- WHAT THIS TASK INVOLVES:
Of all the lines in this data, how many include "Muối"? Respond with the number only.

===== TASK INPUT =====

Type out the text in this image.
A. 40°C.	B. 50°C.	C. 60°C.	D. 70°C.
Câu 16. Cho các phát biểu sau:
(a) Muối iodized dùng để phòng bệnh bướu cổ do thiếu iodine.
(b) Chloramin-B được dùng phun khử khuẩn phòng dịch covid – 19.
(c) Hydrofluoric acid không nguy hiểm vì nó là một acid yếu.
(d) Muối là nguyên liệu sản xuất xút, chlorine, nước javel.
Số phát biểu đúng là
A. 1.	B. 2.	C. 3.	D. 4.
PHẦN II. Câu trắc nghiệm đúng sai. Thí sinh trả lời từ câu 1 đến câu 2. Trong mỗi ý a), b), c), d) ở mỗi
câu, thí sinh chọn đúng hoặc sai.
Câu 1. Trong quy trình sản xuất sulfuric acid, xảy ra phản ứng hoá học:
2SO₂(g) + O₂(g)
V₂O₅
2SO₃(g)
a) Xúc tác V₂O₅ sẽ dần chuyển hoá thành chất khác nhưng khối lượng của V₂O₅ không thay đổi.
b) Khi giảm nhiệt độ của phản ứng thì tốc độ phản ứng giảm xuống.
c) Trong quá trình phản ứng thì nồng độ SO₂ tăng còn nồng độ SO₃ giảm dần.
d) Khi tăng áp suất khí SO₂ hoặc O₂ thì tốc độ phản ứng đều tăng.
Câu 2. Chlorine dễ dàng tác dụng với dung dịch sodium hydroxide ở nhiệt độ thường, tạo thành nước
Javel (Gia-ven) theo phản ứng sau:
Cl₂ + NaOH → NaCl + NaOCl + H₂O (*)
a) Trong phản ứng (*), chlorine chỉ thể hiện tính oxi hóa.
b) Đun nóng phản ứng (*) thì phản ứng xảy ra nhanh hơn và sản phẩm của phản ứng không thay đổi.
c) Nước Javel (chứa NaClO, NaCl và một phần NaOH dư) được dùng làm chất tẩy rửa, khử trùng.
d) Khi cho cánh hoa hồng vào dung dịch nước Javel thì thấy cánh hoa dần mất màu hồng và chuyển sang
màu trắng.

=====
===== TASK INPUT =====

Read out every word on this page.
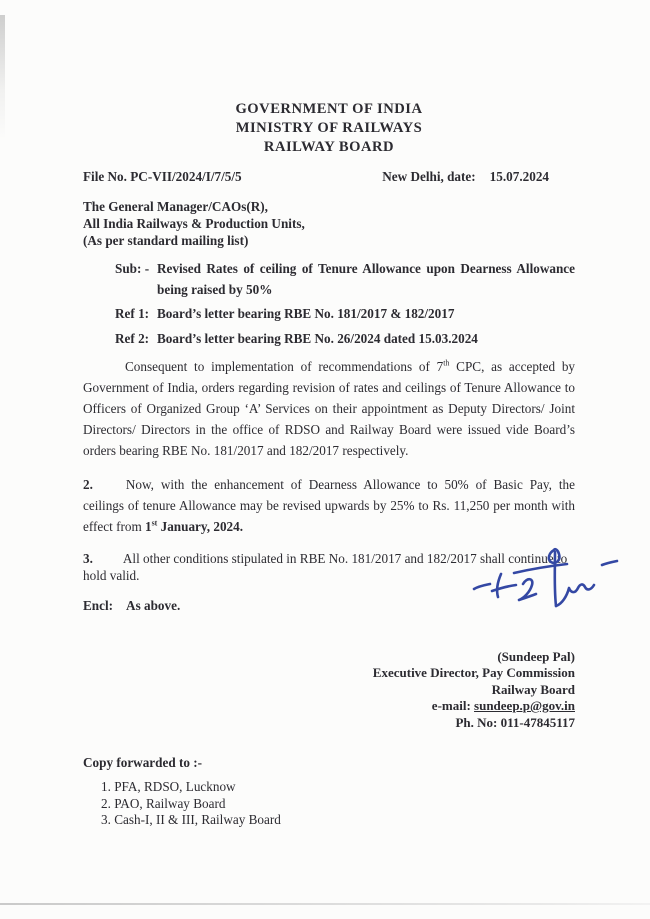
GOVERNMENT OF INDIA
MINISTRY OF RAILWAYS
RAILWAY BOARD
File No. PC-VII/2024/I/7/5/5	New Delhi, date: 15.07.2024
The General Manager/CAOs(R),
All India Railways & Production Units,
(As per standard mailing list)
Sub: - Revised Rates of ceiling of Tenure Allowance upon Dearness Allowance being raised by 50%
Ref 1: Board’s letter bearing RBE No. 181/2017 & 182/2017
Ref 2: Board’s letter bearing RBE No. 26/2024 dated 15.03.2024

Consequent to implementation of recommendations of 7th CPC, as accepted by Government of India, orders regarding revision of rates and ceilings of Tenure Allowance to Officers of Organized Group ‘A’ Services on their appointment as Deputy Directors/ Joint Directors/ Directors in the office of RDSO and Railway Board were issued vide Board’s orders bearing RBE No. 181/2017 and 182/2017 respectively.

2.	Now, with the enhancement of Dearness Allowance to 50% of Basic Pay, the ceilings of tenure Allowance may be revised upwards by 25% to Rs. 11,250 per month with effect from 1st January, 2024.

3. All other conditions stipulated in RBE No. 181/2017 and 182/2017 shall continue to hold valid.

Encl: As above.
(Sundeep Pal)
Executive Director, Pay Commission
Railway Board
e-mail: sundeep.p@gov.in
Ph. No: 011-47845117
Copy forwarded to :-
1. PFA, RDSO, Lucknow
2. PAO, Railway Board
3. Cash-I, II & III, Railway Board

=====

- EXERCISE RESULT:
2